Copy all records verbatim.
>> begin DATA IN THIS EXERCISE
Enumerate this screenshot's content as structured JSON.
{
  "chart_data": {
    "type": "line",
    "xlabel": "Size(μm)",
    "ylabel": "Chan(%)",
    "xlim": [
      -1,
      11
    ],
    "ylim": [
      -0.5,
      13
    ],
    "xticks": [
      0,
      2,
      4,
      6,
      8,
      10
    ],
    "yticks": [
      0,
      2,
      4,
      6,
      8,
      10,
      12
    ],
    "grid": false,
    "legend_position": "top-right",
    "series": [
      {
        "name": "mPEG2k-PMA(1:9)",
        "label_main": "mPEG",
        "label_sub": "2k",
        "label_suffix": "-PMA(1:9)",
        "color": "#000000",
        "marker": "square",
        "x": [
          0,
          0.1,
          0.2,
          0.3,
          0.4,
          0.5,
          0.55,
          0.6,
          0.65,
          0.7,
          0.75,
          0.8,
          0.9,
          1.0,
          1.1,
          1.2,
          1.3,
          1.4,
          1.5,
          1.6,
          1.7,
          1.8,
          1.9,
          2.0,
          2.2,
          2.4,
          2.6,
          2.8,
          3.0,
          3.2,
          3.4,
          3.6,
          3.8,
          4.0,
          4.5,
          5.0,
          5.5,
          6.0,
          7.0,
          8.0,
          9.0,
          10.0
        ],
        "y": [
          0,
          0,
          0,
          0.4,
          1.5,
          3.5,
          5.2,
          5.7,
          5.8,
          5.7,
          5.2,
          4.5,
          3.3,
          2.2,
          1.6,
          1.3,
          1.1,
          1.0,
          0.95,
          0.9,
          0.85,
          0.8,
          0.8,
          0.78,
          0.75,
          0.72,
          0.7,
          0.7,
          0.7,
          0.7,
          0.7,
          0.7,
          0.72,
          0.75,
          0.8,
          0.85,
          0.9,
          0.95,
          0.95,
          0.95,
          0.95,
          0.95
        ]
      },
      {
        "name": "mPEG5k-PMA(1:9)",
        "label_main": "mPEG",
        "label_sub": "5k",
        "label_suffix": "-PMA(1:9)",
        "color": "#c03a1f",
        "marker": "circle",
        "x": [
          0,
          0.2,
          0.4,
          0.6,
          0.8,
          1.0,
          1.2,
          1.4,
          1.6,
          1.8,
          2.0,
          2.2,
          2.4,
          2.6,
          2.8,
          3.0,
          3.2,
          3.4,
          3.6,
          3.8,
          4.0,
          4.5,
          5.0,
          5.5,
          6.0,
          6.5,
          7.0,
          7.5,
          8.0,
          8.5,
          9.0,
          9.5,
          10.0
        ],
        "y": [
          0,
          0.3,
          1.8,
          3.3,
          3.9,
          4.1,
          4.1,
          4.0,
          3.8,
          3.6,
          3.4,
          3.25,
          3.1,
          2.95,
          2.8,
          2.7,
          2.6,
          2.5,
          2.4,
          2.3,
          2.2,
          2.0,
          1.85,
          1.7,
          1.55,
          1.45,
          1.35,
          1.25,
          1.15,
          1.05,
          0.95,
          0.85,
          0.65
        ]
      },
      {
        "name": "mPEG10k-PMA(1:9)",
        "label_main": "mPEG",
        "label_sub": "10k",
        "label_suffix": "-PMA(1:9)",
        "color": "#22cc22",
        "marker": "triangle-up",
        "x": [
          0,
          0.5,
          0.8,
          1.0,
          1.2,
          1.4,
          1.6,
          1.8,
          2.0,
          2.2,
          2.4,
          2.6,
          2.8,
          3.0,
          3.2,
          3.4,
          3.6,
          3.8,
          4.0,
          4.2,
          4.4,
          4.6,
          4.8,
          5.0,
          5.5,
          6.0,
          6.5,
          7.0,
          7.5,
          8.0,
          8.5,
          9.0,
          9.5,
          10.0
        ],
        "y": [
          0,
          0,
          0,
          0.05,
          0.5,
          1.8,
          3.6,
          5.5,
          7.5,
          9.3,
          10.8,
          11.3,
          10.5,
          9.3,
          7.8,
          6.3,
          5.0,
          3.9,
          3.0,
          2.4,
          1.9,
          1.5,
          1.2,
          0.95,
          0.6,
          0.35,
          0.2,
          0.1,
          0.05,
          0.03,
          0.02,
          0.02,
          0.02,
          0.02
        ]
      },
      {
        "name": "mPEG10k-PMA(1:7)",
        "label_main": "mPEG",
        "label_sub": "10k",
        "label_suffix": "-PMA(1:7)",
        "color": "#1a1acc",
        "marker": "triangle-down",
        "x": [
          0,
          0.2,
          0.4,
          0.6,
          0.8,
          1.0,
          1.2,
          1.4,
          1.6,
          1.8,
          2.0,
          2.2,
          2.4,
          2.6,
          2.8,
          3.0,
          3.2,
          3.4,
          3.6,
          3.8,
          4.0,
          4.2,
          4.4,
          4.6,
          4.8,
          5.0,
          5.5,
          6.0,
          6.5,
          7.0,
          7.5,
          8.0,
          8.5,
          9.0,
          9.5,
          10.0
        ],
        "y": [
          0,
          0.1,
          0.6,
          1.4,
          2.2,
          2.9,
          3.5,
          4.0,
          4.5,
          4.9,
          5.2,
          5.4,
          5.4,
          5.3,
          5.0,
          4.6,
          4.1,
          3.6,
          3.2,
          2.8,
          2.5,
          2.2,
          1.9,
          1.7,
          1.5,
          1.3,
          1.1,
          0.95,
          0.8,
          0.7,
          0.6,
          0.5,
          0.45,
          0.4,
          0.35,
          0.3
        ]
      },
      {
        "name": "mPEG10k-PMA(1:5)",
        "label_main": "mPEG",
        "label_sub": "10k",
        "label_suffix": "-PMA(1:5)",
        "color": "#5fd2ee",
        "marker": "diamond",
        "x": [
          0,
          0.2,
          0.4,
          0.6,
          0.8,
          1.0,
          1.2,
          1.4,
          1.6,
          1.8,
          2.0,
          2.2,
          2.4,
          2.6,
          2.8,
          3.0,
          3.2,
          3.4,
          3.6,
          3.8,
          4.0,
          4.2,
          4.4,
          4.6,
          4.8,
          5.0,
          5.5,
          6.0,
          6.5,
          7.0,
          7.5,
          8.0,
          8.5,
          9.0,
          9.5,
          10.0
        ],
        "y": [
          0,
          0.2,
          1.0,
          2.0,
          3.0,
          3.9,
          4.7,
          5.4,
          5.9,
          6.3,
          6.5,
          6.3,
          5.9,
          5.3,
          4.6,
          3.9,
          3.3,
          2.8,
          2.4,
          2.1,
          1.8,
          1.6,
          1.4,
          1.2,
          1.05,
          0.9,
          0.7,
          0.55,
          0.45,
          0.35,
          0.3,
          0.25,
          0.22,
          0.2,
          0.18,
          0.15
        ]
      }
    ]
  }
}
>> end DATA IN THIS EXERCISE
WORKED SOLUTION:
Enumerate this screenshot's content as structured JSON.
{
  "chart_data": {
    "type": "line",
    "xlabel": "Size(μm)",
    "ylabel": "Chan(%)",
    "xlim": [
      -1,
      11
    ],
    "ylim": [
      -0.5,
      13
    ],
    "xticks": [
      0,
      2,
      4,
      6,
      8,
      10
    ],
    "yticks": [
      0,
      2,
      4,
      6,
      8,
      10,
      12
    ],
    "grid": false,
    "legend_position": "top-right",
    "series": [
      {
        "name": "mPEG2k-PMA(1:9)",
        "label_main": "mPEG",
        "label_sub": "2k",
        "label_suffix": "-PMA(1:9)",
        "color": "#000000",
        "marker": "square",
        "x": [
          0,
          0.1,
          0.2,
          0.3,
          0.4,
          0.5,
          0.55,
          0.6,
          0.65,
          0.7,
          0.75,
          0.8,
          0.9,
          1.0,
          1.1,
          1.2,
          1.3,
          1.4,
          1.5,
          1.6,
          1.7,
          1.8,
          1.9,
          2.0,
          2.2,
          2.4,
          2.6,
          2.8,
          3.0,
          3.2,
          3.4,
          3.6,
          3.8,
          4.0,
          4.5,
          5.0,
          5.5,
          6.0,
          7.0,
          8.0,
          9.0,
          10.0
        ],
        "y": [
          0,
          0,
          0,
          0.4,
          1.5,
          3.5,
          5.2,
          5.7,
          5.8,
          5.7,
          5.2,
          4.5,
          3.3,
          2.2,
          1.6,
          1.3,
          1.1,
          1.0,
          0.95,
          0.9,
          0.85,
          0.8,
          0.8,
          0.78,
          0.75,
          0.72,
          0.7,
          0.7,
          0.7,
          0.7,
          0.7,
          0.7,
          0.72,
          0.75,
          0.8,
          0.85,
          0.9,
          0.95,
          0.95,
          0.95,
          0.95,
          0.95
        ]
      },
      {
        "name": "mPEG5k-PMA(1:9)",
        "label_main": "mPEG",
        "label_sub": "5k",
        "label_suffix": "-PMA(1:9)",
        "color": "#c03a1f",
        "marker": "circle",
        "x": [
          0,
          0.2,
          0.4,
          0.6,
          0.8,
          1.0,
          1.2,
          1.4,
          1.6,
          1.8,
          2.0,
          2.2,
          2.4,
          2.6,
          2.8,
          3.0,
          3.2,
          3.4,
          3.6,
          3.8,
          4.0,
          4.5,
          5.0,
          5.5,
          6.0,
          6.5,
          7.0,
          7.5,
          8.0,
          8.5,
          9.0,
          9.5,
          10.0
        ],
        "y": [
          0,
          0.3,
          1.8,
          3.3,
          3.9,
          4.1,
          4.1,
          4.0,
          3.8,
          3.6,
          3.4,
          3.25,
          3.1,
          2.95,
          2.8,
          2.7,
          2.6,
          2.5,
          2.4,
          2.3,
          2.2,
          2.0,
          1.85,
          1.7,
          1.55,
          1.45,
          1.35,
          1.25,
          1.15,
          1.05,
          0.95,
          0.85,
          0.65
        ]
      },
      {
        "name": "mPEG10k-PMA(1:9)",
        "label_main": "mPEG",
        "label_sub": "10k",
        "label_suffix": "-PMA(1:9)",
        "color": "#22cc22",
        "marker": "triangle-up",
        "x": [
          0,
          0.5,
          0.8,
          1.0,
          1.2,
          1.4,
          1.6,
          1.8,
          2.0,
          2.2,
          2.4,
          2.6,
          2.8,
          3.0,
          3.2,
          3.4,
          3.6,
          3.8,
          4.0,
          4.2,
          4.4,
          4.6,
          4.8,
          5.0,
          5.5,
          6.0,
          6.5,
          7.0,
          7.5,
          8.0,
          8.5,
          9.0,
          9.5,
          10.0
        ],
        "y": [
          0,
          0,
          0,
          0.05,
          0.5,
          1.8,
          3.6,
          5.5,
          7.5,
          9.3,
          10.8,
          11.3,
          10.5,
          9.3,
          7.8,
          6.3,
          5.0,
          3.9,
          3.0,
          2.4,
          1.9,
          1.5,
          1.2,
          0.95,
          0.6,
          0.35,
          0.2,
          0.1,
          0.05,
          0.03,
          0.02,
          0.02,
          0.02,
          0.02
        ]
      },
      {
        "name": "mPEG10k-PMA(1:7)",
        "label_main": "mPEG",
        "label_sub": "10k",
        "label_suffix": "-PMA(1:7)",
        "color": "#1a1acc",
        "marker": "triangle-down",
        "x": [
          0,
          0.2,
          0.4,
          0.6,
          0.8,
          1.0,
          1.2,
          1.4,
          1.6,
          1.8,
          2.0,
          2.2,
          2.4,
          2.6,
          2.8,
          3.0,
          3.2,
          3.4,
          3.6,
          3.8,
          4.0,
          4.2,
          4.4,
          4.6,
          4.8,
          5.0,
          5.5,
          6.0,
          6.5,
          7.0,
          7.5,
          8.0,
          8.5,
          9.0,
          9.5,
          10.0
        ],
        "y": [
          0,
          0.1,
          0.6,
          1.4,
          2.2,
          2.9,
          3.5,
          4.0,
          4.5,
          4.9,
          5.2,
          5.4,
          5.4,
          5.3,
          5.0,
          4.6,
          4.1,
          3.6,
          3.2,
          2.8,
          2.5,
          2.2,
          1.9,
          1.7,
          1.5,
          1.3,
          1.1,
          0.95,
          0.8,
          0.7,
          0.6,
          0.5,
          0.45,
          0.4,
          0.35,
          0.3
        ]
      },
      {
        "name": "mPEG10k-PMA(1:5)",
        "label_main": "mPEG",
        "label_sub": "10k",
        "label_suffix": "-PMA(1:5)",
        "color": "#5fd2ee",
        "marker": "diamond",
        "x": [
          0,
          0.2,
          0.4,
          0.6,
          0.8,
          1.0,
          1.2,
          1.4,
          1.6,
          1.8,
          2.0,
          2.2,
          2.4,
          2.6,
          2.8,
          3.0,
          3.2,
          3.4,
          3.6,
          3.8,
          4.0,
          4.2,
          4.4,
          4.6,
          4.8,
          5.0,
          5.5,
          6.0,
          6.5,
          7.0,
          7.5,
          8.0,
          8.5,
          9.0,
          9.5,
          10.0
        ],
        "y": [
          0,
          0.2,
          1.0,
          2.0,
          3.0,
          3.9,
          4.7,
          5.4,
          5.9,
          6.3,
          6.5,
          6.3,
          5.9,
          5.3,
          4.6,
          3.9,
          3.3,
          2.8,
          2.4,
          2.1,
          1.8,
          1.6,
          1.4,
          1.2,
          1.05,
          0.9,
          0.7,
          0.55,
          0.45,
          0.35,
          0.3,
          0.25,
          0.22,
          0.2,
          0.18,
          0.15
        ]
      }
    ]
  }
}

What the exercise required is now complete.